[Work to be completed]: Omit the pictures, then write out every entry exactly as it reads.

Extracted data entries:
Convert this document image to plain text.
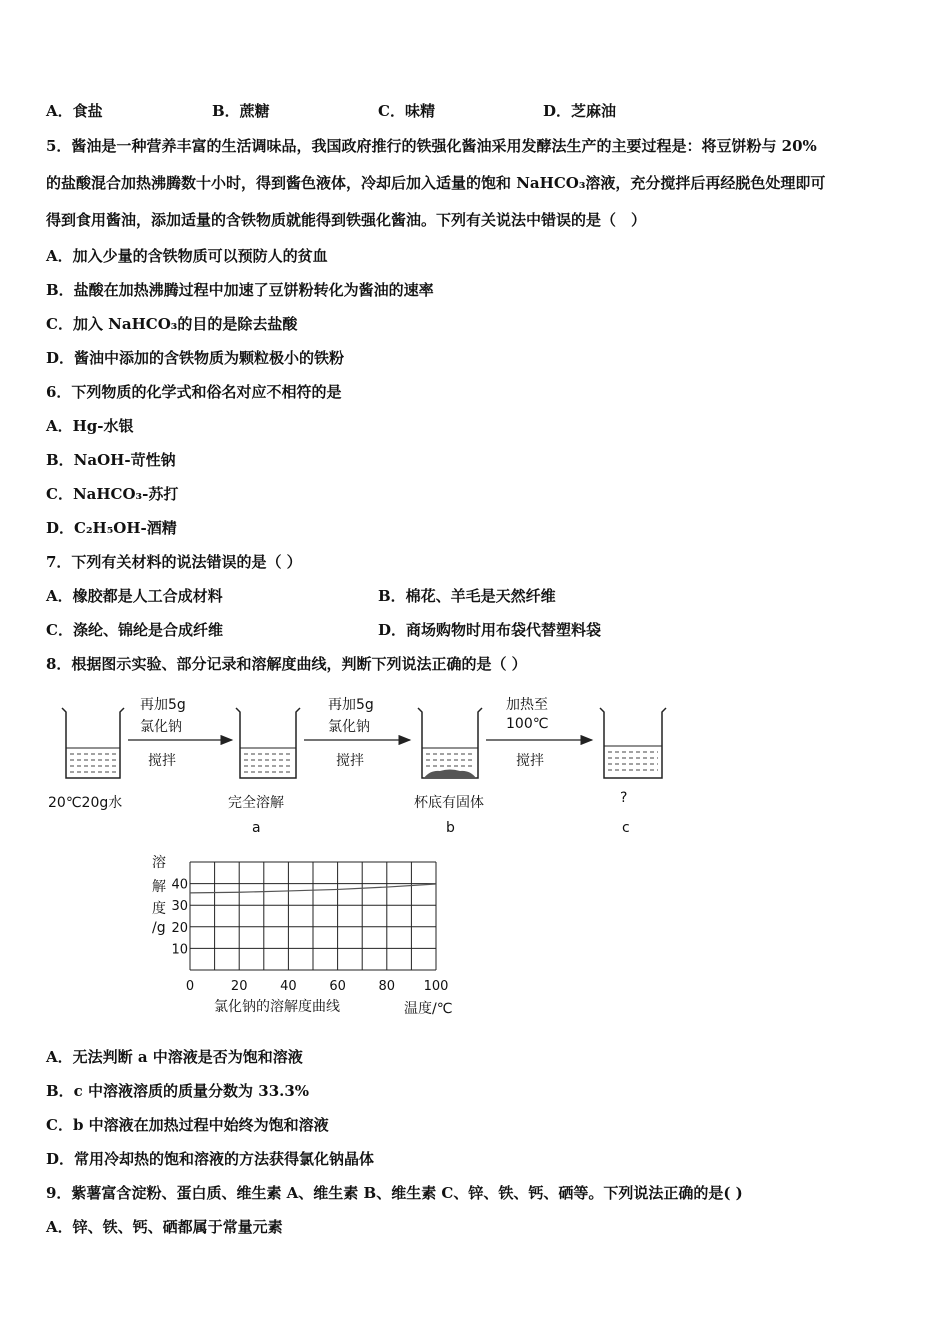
A．食盐	B．蔗糖	C．味精	D．芝麻油
5．酱油是一种营养丰富的生活调味品，我国政府推行的铁强化酱油采用发酵法生产的主要过程是：将豆饼粉与 20%
的盐酸混合加热沸腾数十小时，得到酱色液体，冷却后加入适量的饱和 NaHCO₃溶液，充分搅拌后再经脱色处理即可
得到食用酱油，添加适量的含铁物质就能得到铁强化酱油。下列有关说法中错误的是（　）
A．加入少量的含铁物质可以预防人的贫血
B．盐酸在加热沸腾过程中加速了豆饼粉转化为酱油的速率
C．加入 NaHCO₃的目的是除去盐酸
D．酱油中添加的含铁物质为颗粒极小的铁粉
6．下列物质的化学式和俗名对应不相符的是
A．Hg-水银
B．NaOH-苛性钠
C．NaHCO₃-苏打
D．C₂H₅OH-酒精
7．下列有关材料的说法错误的是（ ）
A．橡胶都是人工合成材料	B．棉花、羊毛是天然纤维
C．涤纶、锦纶是合成纤维	D．商场购物时用布袋代替塑料袋
8．根据图示实验、部分记录和溶解度曲线，判断下列说法正确的是（ ）
再加5g
氯化钠
搅拌
再加5g
氯化钠
搅拌
加热至
100℃
搅拌
20℃20g水	完全溶解	杯底有固体	?
a	b	c
0	20	40	60	80 100
10
20
30
40
溶
解
度
/g
氯化钠的溶解度曲线	温度/℃
A．无法判断 a 中溶液是否为饱和溶液
B．c 中溶液溶质的质量分数为 33.3%
C．b 中溶液在加热过程中始终为饱和溶液
D．常用冷却热的饱和溶液的方法获得氯化钠晶体
9．紫薯富含淀粉、蛋白质、维生素 A、维生素 B、维生素 C、锌、铁、钙、硒等。下列说法正确的是( )
A．锌、铁、钙、硒都属于常量元素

[Reply to the task]:
Convert this document image to plain text.
A．食盐	B．蔗糖	C．味精	D．芝麻油
5．酱油是一种营养丰富的生活调味品，我国政府推行的铁强化酱油采用发酵法生产的主要过程是：将豆饼粉与 20%
的盐酸混合加热沸腾数十小时，得到酱色液体，冷却后加入适量的饱和 NaHCO₃溶液，充分搅拌后再经脱色处理即可
得到食用酱油，添加适量的含铁物质就能得到铁强化酱油。下列有关说法中错误的是（　）
A．加入少量的含铁物质可以预防人的贫血
B．盐酸在加热沸腾过程中加速了豆饼粉转化为酱油的速率
C．加入 NaHCO₃的目的是除去盐酸
D．酱油中添加的含铁物质为颗粒极小的铁粉
6．下列物质的化学式和俗名对应不相符的是
A．Hg-水银
B．NaOH-苛性钠
C．NaHCO₃-苏打
D．C₂H₅OH-酒精
7．下列有关材料的说法错误的是（ ）
A．橡胶都是人工合成材料	B．棉花、羊毛是天然纤维
C．涤纶、锦纶是合成纤维	D．商场购物时用布袋代替塑料袋
8．根据图示实验、部分记录和溶解度曲线，判断下列说法正确的是（ ）
再加5g
氯化钠
搅拌
再加5g
氯化钠
搅拌
加热至
100℃
搅拌
20℃20g水	完全溶解	杯底有固体	?
a	b	c
0	20	40	60	80 100
10
20
30
40
溶
解
度
/g
氯化钠的溶解度曲线	温度/℃
A．无法判断 a 中溶液是否为饱和溶液
B．c 中溶液溶质的质量分数为 33.3%
C．b 中溶液在加热过程中始终为饱和溶液
D．常用冷却热的饱和溶液的方法获得氯化钠晶体
9．紫薯富含淀粉、蛋白质、维生素 A、维生素 B、维生素 C、锌、铁、钙、硒等。下列说法正确的是( )
A．锌、铁、钙、硒都属于常量元素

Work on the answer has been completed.